> **GIVEN REQUEST**:
Switch every "data-point" in the items to "point" and write the lines out again with nothing else changed. Leave the pictures out.

-- Start EXERCISE INPUTS --

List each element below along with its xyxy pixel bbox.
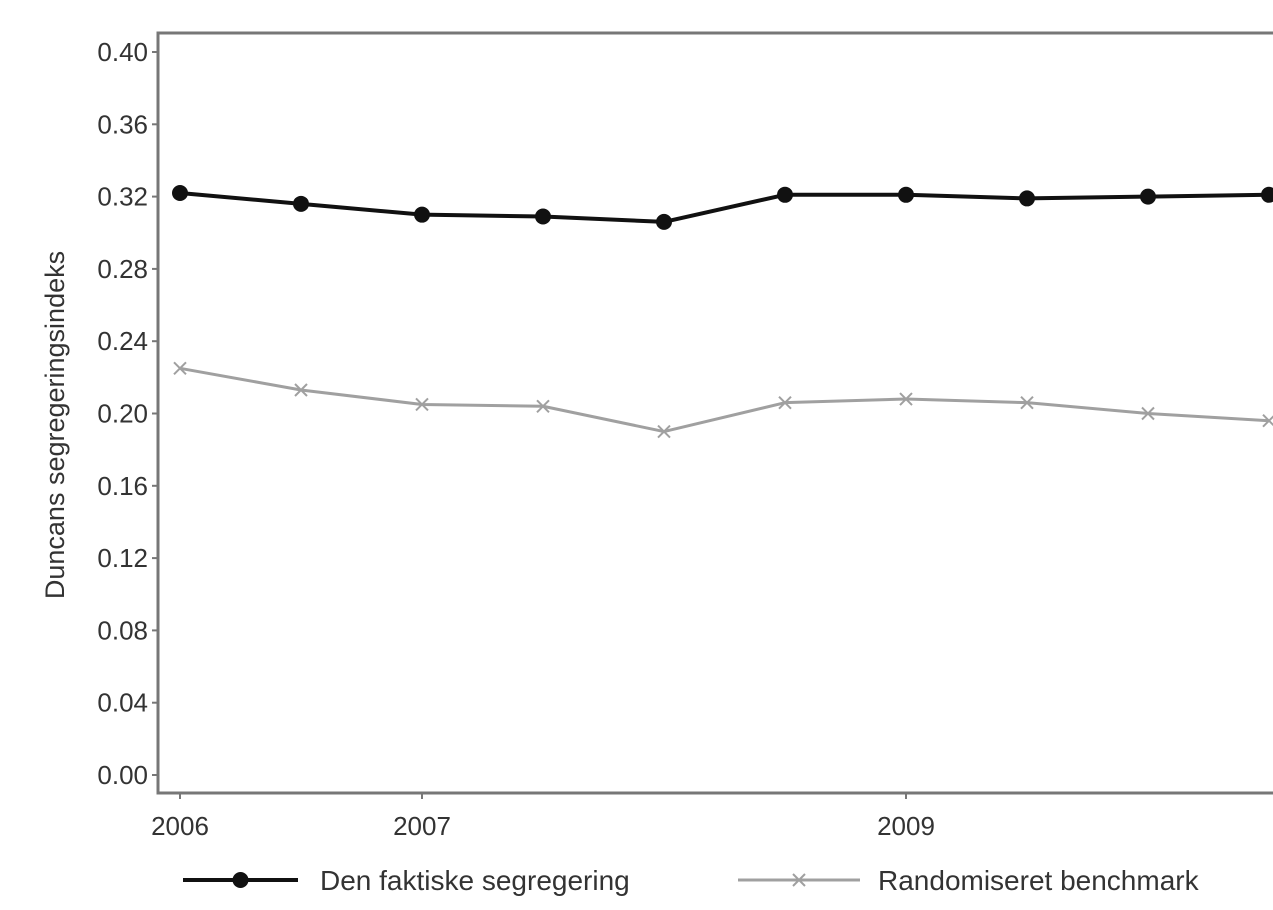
series-line: [179, 366, 1270, 434]
y-tick-label: 0.12: [97, 543, 148, 573]
data-point: [535, 208, 551, 225]
x-tick-label: 2006: [151, 811, 209, 841]
y-tick-label: 0.32: [97, 182, 148, 212]
series-2: [173, 361, 1273, 439]
data-point: [656, 213, 672, 230]
y-tick-label: 0.24: [97, 326, 148, 356]
x-tick-label: 2007: [393, 811, 451, 841]
data-point: [415, 397, 429, 412]
data-point: [899, 392, 913, 406]
data-point: [536, 399, 550, 413]
y-tick-label: 0.36: [97, 109, 148, 139]
y-tick-label: 0.20: [97, 399, 148, 429]
y-tick-label: 0.08: [97, 615, 148, 645]
data-point: [777, 186, 793, 203]
y-axis-ticks: 0.00 0.04 0.08 0.12 0.16 0.20 0.24 0.28 0.32 0.36…: [97, 37, 158, 790]
series-layer: [172, 184, 1273, 439]
data-point: [1141, 406, 1155, 421]
y-tick-label: 0.40: [97, 37, 148, 67]
legend-item: Den faktiske segregering: [183, 865, 630, 896]
data-point: [1262, 414, 1273, 428]
data-point: [657, 424, 671, 439]
legend-item: Randomiseret benchmark: [738, 865, 1200, 896]
y-tick-label: 0.28: [97, 254, 148, 284]
data-point: [1140, 188, 1156, 205]
data-point: [898, 186, 914, 203]
legend-label: Den faktiske segregering: [320, 865, 630, 896]
data-point: [1261, 186, 1273, 203]
x-tick-label: 2009: [877, 811, 935, 841]
data-point: [1019, 190, 1035, 207]
data-point: [172, 184, 188, 201]
data-point: [294, 383, 308, 397]
legend: Den faktiske segregering Randomiseret ben…: [183, 865, 1200, 896]
series-line: [179, 190, 1270, 224]
data-point: [1020, 395, 1034, 410]
series-1: [172, 184, 1273, 230]
plot-frame: [156, 31, 1273, 795]
data-point: [414, 206, 430, 223]
data-point: [293, 195, 309, 212]
data-point: [778, 395, 792, 410]
y-axis-title: Duncans segregeringsindeks: [40, 251, 70, 599]
x-axis-ticks: 20062007200920112013: [151, 793, 935, 841]
y-tick-label: 0.04: [97, 688, 148, 718]
legend-marker: [792, 873, 806, 887]
legend-marker: [232, 872, 249, 888]
y-tick-label: 0.16: [97, 471, 148, 501]
y-tick-label: 0.00: [97, 760, 148, 790]
data-point: [173, 361, 187, 376]
legend-label: Randomiseret benchmark: [878, 865, 1200, 896]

-- End EXERCISE INPUTS --

> **THE RESPONSE**:
List each element below along with its xyxy pixel bbox.
series-line: [179, 366, 1270, 434]
y-tick-label: 0.12: [97, 543, 148, 573]
point: [535, 208, 551, 225]
x-tick-label: 2006: [151, 811, 209, 841]
y-tick-label: 0.32: [97, 182, 148, 212]
series-2: [173, 361, 1273, 439]
point: [656, 213, 672, 230]
y-tick-label: 0.24: [97, 326, 148, 356]
x-tick-label: 2007: [393, 811, 451, 841]
point: [415, 397, 429, 412]
point: [899, 392, 913, 406]
point: [536, 399, 550, 413]
y-tick-label: 0.36: [97, 109, 148, 139]
y-tick-label: 0.20: [97, 399, 148, 429]
y-tick-label: 0.08: [97, 615, 148, 645]
point: [777, 186, 793, 203]
y-axis-ticks: 0.00 0.04 0.08 0.12 0.16 0.20 0.24 0.28 0.32 0.36…: [97, 37, 158, 790]
series-layer: [172, 184, 1273, 439]
point: [1141, 406, 1155, 421]
y-tick-label: 0.40: [97, 37, 148, 67]
legend-item: Den faktiske segregering: [183, 865, 630, 896]
point: [1262, 414, 1273, 428]
point: [657, 424, 671, 439]
legend-item: Randomiseret benchmark: [738, 865, 1200, 896]
y-tick-label: 0.28: [97, 254, 148, 284]
point: [1140, 188, 1156, 205]
point: [898, 186, 914, 203]
legend-label: Den faktiske segregering: [320, 865, 630, 896]
point: [1261, 186, 1273, 203]
x-tick-label: 2009: [877, 811, 935, 841]
point: [1019, 190, 1035, 207]
point: [172, 184, 188, 201]
point: [294, 383, 308, 397]
legend: Den faktiske segregering Randomiseret ben…: [183, 865, 1200, 896]
series-line: [179, 190, 1270, 224]
point: [1020, 395, 1034, 410]
series-1: [172, 184, 1273, 230]
plot-frame: [156, 31, 1273, 795]
point: [414, 206, 430, 223]
point: [293, 195, 309, 212]
point: [778, 395, 792, 410]
y-axis-title: Duncans segregeringsindeks: [40, 251, 70, 599]
x-axis-ticks: 20062007200920112013: [151, 793, 935, 841]
y-tick-label: 0.04: [97, 688, 148, 718]
legend-marker: [792, 873, 806, 887]
legend-marker: [232, 872, 249, 888]
y-tick-label: 0.16: [97, 471, 148, 501]
y-tick-label: 0.00: [97, 760, 148, 790]
point: [173, 361, 187, 376]
legend-label: Randomiseret benchmark: [878, 865, 1200, 896]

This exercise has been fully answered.